* [PROMPT]
Your task is to transcribe the data in full.

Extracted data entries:
☆ ☆ ☆ ☆

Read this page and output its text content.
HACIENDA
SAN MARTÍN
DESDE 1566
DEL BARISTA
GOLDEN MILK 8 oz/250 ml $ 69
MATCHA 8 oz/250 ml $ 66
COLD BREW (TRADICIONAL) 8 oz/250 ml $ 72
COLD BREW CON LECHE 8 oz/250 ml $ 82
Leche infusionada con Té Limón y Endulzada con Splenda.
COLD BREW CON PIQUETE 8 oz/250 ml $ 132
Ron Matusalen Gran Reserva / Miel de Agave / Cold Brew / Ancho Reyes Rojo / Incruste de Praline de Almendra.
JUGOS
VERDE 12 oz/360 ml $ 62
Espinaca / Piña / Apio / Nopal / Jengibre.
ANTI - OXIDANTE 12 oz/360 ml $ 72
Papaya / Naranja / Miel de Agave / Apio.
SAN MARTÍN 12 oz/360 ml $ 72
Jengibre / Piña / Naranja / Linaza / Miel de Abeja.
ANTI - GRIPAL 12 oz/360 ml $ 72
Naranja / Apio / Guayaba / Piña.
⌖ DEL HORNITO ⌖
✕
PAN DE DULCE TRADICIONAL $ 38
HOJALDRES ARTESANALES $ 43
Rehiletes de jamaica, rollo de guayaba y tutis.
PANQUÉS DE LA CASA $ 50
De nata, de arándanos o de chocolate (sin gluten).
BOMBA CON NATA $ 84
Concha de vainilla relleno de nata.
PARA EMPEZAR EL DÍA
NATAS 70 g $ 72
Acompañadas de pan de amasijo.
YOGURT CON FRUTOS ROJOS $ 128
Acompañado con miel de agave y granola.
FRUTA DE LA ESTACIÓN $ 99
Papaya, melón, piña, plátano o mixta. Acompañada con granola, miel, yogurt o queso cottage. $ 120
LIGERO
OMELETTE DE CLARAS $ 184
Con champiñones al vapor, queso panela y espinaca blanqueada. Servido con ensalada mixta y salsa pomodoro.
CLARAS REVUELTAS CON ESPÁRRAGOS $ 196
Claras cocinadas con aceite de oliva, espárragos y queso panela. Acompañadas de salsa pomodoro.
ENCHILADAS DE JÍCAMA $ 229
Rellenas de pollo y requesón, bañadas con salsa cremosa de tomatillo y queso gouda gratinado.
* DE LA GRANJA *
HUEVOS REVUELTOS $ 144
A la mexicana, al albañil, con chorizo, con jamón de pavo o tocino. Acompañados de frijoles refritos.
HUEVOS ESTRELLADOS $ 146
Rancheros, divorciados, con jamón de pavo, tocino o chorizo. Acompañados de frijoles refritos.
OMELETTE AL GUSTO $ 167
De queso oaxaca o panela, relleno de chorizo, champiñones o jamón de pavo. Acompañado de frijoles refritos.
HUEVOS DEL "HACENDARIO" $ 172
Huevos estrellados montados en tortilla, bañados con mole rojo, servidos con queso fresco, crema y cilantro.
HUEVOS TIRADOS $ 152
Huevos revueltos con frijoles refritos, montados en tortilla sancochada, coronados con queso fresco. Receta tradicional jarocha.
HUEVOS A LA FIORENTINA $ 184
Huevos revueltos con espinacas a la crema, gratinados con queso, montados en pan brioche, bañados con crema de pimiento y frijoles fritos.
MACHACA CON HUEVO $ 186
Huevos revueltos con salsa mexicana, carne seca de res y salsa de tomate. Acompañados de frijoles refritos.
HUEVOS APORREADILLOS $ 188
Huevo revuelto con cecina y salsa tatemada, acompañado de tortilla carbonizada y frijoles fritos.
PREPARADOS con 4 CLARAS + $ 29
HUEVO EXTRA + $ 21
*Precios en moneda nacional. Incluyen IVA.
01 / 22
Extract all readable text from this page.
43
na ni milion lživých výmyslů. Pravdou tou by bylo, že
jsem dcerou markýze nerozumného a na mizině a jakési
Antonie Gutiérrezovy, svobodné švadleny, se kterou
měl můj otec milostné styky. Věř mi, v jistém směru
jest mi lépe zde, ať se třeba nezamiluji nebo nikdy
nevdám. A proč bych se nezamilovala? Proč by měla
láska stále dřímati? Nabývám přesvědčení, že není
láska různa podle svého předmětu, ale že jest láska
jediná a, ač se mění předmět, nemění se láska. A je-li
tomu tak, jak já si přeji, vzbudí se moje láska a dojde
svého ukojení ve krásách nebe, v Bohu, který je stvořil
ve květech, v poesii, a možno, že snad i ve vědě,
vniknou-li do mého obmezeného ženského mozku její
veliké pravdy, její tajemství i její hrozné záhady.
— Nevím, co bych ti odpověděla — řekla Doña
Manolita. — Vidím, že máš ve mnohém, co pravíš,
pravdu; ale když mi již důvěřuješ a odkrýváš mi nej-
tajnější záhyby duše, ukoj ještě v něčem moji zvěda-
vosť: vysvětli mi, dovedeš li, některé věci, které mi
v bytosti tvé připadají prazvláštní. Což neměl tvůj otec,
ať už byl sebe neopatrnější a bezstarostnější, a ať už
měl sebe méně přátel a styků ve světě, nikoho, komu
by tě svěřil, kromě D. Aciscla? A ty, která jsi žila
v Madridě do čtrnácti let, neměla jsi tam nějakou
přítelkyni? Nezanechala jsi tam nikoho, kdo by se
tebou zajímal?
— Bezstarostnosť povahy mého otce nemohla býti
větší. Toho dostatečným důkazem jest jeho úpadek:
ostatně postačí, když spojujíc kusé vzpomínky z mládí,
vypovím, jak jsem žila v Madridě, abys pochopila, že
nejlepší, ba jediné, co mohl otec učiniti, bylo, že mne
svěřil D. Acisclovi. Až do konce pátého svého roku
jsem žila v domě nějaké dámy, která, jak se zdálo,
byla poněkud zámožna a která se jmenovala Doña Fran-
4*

☆ ☆ ☆ ☆

* [TASK ANSWER]
Read this page and output its text content.
HACIENDA
SAN MARTÍN
DESDE 1566
DEL BARISTA
GOLDEN MILK 8 oz/250 ml $ 69
MATCHA 8 oz/250 ml $ 66
COLD BREW (TRADICIONAL) 8 oz/250 ml $ 72
COLD BREW CON LECHE 8 oz/250 ml $ 82
Leche infusionada con Té Limón y Endulzada con Splenda.
COLD BREW CON PIQUETE 8 oz/250 ml $ 132
Ron Matusalen Gran Reserva / Miel de Agave / Cold Brew / Ancho Reyes Rojo / Incruste de Praline de Almendra.
JUGOS
VERDE 12 oz/360 ml $ 62
Espinaca / Piña / Apio / Nopal / Jengibre.
ANTI - OXIDANTE 12 oz/360 ml $ 72
Papaya / Naranja / Miel de Agave / Apio.
SAN MARTÍN 12 oz/360 ml $ 72
Jengibre / Piña / Naranja / Linaza / Miel de Abeja.
ANTI - GRIPAL 12 oz/360 ml $ 72
Naranja / Apio / Guayaba / Piña.
⌖ DEL HORNITO ⌖
✕
PAN DE DULCE TRADICIONAL $ 38
HOJALDRES ARTESANALES $ 43
Rehiletes de jamaica, rollo de guayaba y tutis.
PANQUÉS DE LA CASA $ 50
De nata, de arándanos o de chocolate (sin gluten).
BOMBA CON NATA $ 84
Concha de vainilla relleno de nata.
PARA EMPEZAR EL DÍA
NATAS 70 g $ 72
Acompañadas de pan de amasijo.
YOGURT CON FRUTOS ROJOS $ 128
Acompañado con miel de agave y granola.
FRUTA DE LA ESTACIÓN $ 99
Papaya, melón, piña, plátano o mixta. Acompañada con granola, miel, yogurt o queso cottage. $ 120
LIGERO
OMELETTE DE CLARAS $ 184
Con champiñones al vapor, queso panela y espinaca blanqueada. Servido con ensalada mixta y salsa pomodoro.
CLARAS REVUELTAS CON ESPÁRRAGOS $ 196
Claras cocinadas con aceite de oliva, espárragos y queso panela. Acompañadas de salsa pomodoro.
ENCHILADAS DE JÍCAMA $ 229
Rellenas de pollo y requesón, bañadas con salsa cremosa de tomatillo y queso gouda gratinado.
* DE LA GRANJA *
HUEVOS REVUELTOS $ 144
A la mexicana, al albañil, con chorizo, con jamón de pavo o tocino. Acompañados de frijoles refritos.
HUEVOS ESTRELLADOS $ 146
Rancheros, divorciados, con jamón de pavo, tocino o chorizo. Acompañados de frijoles refritos.
OMELETTE AL GUSTO $ 167
De queso oaxaca o panela, relleno de chorizo, champiñones o jamón de pavo. Acompañado de frijoles refritos.
HUEVOS DEL "HACENDARIO" $ 172
Huevos estrellados montados en tortilla, bañados con mole rojo, servidos con queso fresco, crema y cilantro.
HUEVOS TIRADOS $ 152
Huevos revueltos con frijoles refritos, montados en tortilla sancochada, coronados con queso fresco. Receta tradicional jarocha.
HUEVOS A LA FIORENTINA $ 184
Huevos revueltos con espinacas a la crema, gratinados con queso, montados en pan brioche, bañados con crema de pimiento y frijoles fritos.
MACHACA CON HUEVO $ 186
Huevos revueltos con salsa mexicana, carne seca de res y salsa de tomate. Acompañados de frijoles refritos.
HUEVOS APORREADILLOS $ 188
Huevo revuelto con cecina y salsa tatemada, acompañado de tortilla carbonizada y frijoles fritos.
PREPARADOS con 4 CLARAS + $ 29
HUEVO EXTRA + $ 21
*Precios en moneda nacional. Incluyen IVA.
01 / 22
Extract all readable text from this page.
43
na ni milion lživých výmyslů. Pravdou tou by bylo, že
jsem dcerou markýze nerozumného a na mizině a jakési
Antonie Gutiérrezovy, svobodné švadleny, se kterou
měl můj otec milostné styky. Věř mi, v jistém směru
jest mi lépe zde, ať se třeba nezamiluji nebo nikdy
nevdám. A proč bych se nezamilovala? Proč by měla
láska stále dřímati? Nabývám přesvědčení, že není
láska různa podle svého předmětu, ale že jest láska
jediná a, ač se mění předmět, nemění se láska. A je-li
tomu tak, jak já si přeji, vzbudí se moje láska a dojde
svého ukojení ve krásách nebe, v Bohu, který je stvořil
ve květech, v poesii, a možno, že snad i ve vědě,
vniknou-li do mého obmezeného ženského mozku její
veliké pravdy, její tajemství i její hrozné záhady.
— Nevím, co bych ti odpověděla — řekla Doña
Manolita. — Vidím, že máš ve mnohém, co pravíš,
pravdu; ale když mi již důvěřuješ a odkrýváš mi nej-
tajnější záhyby duše, ukoj ještě v něčem moji zvěda-
vosť: vysvětli mi, dovedeš li, některé věci, které mi
v bytosti tvé připadají prazvláštní. Což neměl tvůj otec,
ať už byl sebe neopatrnější a bezstarostnější, a ať už
měl sebe méně přátel a styků ve světě, nikoho, komu
by tě svěřil, kromě D. Aciscla? A ty, která jsi žila
v Madridě do čtrnácti let, neměla jsi tam nějakou
přítelkyni? Nezanechala jsi tam nikoho, kdo by se
tebou zajímal?
— Bezstarostnosť povahy mého otce nemohla býti
větší. Toho dostatečným důkazem jest jeho úpadek:
ostatně postačí, když spojujíc kusé vzpomínky z mládí,
vypovím, jak jsem žila v Madridě, abys pochopila, že
nejlepší, ba jediné, co mohl otec učiniti, bylo, že mne
svěřil D. Acisclovi. Až do konce pátého svého roku
jsem žila v domě nějaké dámy, která, jak se zdálo,
byla poněkud zámožna a která se jmenovala Doña Fran-
4*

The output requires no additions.